Here is how I use cgroups on ubuntu.

Throughout this post, you will need to change the variable "$USER" to the user running the process

I added information for memory as well as that is going to be a FAQ, if you do not need it do not use it.

1) Install cgroup-bin

sudo apt-get install cgroup-bin

2) Reboot. cgroups is now located at /sys/fs/cgroup

3) Make a cgroup for your user (the owner of the process)

# Change $USER to the system user running your process.
sudo cgcreate -a $USER -g memory,cpu:$USER

4) Your user can them manage resources. By default users get 1024 cpu units (shares), so to limit to about 10 % cpu , memory is in bytes ...

# About 10 % cpu
echo 100 > /cgroup/cpu/$USER/cpu.shares

# 10 Mb
echo 10000000 > /cgroup/memory/$USER/memory.limit_in_bytes

5) Start your process (change exec to cgexec)

# -g specifies the control group to run the process in
# Limit cpu
cgexec -g cpu:$USER command <options> &

# Limit cpu and memory
cgexec -g memory,cpu:$USER command <options> &

Configuration

Assuming cgroups are working for you ;)

Edit /etc/cgconfig.conf , add in your custom cgroup

# Graphical
gksudo gedit /etc/cgconfig.conf

# Command line
sudo -e /etc/cgconfig.conf

Add in your cgroup. Again change $USER to the user name owning the process.
========================================================================
- [Problem A]: Reproduce the cgroups guide, everything from "Here is how" down to "not use it.", substituting "control groups" for "cgroups".
- [Problem B]: Pick up the Ubuntu cgroups guide after its final line and carry it further.
========================================================================
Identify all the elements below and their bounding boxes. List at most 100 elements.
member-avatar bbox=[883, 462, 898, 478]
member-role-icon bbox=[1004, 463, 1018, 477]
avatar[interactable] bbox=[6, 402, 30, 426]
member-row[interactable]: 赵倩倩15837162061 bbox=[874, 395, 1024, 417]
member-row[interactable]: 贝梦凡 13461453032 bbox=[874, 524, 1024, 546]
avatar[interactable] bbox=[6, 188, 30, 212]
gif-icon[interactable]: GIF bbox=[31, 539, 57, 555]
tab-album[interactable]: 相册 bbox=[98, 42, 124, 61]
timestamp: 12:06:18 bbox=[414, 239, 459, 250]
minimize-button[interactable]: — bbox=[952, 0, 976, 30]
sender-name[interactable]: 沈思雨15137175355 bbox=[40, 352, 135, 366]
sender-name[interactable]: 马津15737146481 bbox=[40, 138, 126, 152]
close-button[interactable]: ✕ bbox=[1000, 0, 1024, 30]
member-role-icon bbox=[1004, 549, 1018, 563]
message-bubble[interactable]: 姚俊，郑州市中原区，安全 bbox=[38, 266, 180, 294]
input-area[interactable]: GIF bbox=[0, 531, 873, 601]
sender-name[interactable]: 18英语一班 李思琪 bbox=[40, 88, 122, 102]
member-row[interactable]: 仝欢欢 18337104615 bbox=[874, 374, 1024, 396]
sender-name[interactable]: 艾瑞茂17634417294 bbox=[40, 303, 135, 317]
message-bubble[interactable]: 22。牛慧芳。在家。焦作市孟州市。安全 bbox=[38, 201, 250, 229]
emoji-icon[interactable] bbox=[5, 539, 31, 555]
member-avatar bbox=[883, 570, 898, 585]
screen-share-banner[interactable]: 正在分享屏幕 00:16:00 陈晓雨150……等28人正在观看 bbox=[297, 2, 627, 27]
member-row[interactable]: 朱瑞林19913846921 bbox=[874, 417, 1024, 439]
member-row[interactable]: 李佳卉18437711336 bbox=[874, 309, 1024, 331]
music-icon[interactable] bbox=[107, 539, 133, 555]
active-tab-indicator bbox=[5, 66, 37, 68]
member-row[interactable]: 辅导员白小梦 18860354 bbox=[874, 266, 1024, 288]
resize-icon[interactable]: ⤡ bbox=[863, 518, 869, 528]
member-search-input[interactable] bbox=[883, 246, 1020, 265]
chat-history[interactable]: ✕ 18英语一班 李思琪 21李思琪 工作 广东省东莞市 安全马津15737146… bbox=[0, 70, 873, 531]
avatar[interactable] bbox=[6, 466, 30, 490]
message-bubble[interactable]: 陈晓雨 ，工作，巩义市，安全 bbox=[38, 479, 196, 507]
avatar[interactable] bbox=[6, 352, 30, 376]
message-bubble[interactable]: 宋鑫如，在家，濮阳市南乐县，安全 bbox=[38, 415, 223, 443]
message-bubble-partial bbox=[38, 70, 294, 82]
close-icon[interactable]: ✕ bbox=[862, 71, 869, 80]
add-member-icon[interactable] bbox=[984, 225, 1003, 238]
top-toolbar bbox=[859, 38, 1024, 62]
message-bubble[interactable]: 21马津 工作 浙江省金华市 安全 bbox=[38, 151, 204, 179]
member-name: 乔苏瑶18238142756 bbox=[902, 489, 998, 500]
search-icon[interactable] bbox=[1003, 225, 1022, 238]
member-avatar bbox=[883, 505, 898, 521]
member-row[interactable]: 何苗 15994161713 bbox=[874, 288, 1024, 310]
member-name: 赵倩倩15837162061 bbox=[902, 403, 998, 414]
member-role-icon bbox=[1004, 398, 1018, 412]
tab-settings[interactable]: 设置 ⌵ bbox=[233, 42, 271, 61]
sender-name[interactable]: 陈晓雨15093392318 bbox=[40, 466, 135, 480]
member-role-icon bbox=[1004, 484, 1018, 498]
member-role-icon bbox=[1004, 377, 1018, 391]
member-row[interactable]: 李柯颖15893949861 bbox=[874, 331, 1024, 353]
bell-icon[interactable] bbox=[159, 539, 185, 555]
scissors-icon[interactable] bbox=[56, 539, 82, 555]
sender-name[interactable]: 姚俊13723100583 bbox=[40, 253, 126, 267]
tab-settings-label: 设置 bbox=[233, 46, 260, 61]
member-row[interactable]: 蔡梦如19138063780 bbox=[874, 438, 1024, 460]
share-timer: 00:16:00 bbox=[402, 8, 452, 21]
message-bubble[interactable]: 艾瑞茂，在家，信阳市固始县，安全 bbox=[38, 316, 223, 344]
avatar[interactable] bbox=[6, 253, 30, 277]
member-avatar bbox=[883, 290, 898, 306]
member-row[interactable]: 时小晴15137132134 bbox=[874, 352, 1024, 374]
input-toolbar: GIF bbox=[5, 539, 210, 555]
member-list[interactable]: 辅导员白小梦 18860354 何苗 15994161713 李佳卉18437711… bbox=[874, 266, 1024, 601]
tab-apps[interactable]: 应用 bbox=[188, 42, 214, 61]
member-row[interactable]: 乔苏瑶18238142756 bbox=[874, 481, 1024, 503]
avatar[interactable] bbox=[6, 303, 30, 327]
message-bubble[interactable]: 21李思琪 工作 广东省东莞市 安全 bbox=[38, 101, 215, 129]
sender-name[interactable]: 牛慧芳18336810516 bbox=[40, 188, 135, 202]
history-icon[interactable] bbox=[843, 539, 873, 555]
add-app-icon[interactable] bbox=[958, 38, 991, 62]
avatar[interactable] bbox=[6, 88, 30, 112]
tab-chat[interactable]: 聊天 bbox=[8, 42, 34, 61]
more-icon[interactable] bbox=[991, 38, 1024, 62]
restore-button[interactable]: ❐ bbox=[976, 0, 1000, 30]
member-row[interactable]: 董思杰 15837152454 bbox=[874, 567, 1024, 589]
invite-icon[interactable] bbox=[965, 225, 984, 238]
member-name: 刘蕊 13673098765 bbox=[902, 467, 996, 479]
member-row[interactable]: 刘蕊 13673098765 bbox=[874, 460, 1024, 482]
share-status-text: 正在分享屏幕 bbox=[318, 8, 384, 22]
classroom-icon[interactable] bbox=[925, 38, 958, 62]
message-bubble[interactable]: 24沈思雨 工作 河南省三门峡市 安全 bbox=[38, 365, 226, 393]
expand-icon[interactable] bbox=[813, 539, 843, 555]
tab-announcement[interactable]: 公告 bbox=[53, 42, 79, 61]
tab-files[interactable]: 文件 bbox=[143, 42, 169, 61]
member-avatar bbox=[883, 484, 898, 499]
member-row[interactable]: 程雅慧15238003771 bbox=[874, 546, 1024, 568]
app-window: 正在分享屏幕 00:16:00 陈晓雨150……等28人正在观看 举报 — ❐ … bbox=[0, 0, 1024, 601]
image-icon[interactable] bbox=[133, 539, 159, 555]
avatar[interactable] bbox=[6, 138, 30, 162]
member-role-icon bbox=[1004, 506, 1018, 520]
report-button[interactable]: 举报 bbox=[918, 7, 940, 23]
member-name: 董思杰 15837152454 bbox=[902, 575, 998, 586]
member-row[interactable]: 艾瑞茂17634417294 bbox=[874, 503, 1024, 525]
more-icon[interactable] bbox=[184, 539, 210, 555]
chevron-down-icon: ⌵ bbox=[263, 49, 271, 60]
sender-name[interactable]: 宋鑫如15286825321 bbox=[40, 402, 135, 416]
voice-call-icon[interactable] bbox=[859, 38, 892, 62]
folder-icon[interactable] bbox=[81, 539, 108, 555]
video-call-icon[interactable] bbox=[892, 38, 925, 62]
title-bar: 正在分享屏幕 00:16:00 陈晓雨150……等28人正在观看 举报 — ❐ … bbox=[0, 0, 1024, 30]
========================================================================
- [Written response A]:
Here is how I use control groups on ubuntu.

Throughout this post, you will need to change the variable "$USER" to the user running the process

I added information for memory as well as that is going to be a FAQ, if you do not need it do not use it.

- [Written response B]:
group $USER {
# Specify which users can admin (set limits) the group
perm {    
    admin {
        uid = $USER;
    }
# Specify which users can add tasks to this group
    task {
        uid = $USER;
    }
}
# Set the cpu and memory limits for this group
cpu {
    cpu.shares = 100;
    }
memory {
    memory.limit_in_bytes = 10000000;
    }
}

You can also specify groups gid=$GROUP , /etc/cgconfig.conf is well commented.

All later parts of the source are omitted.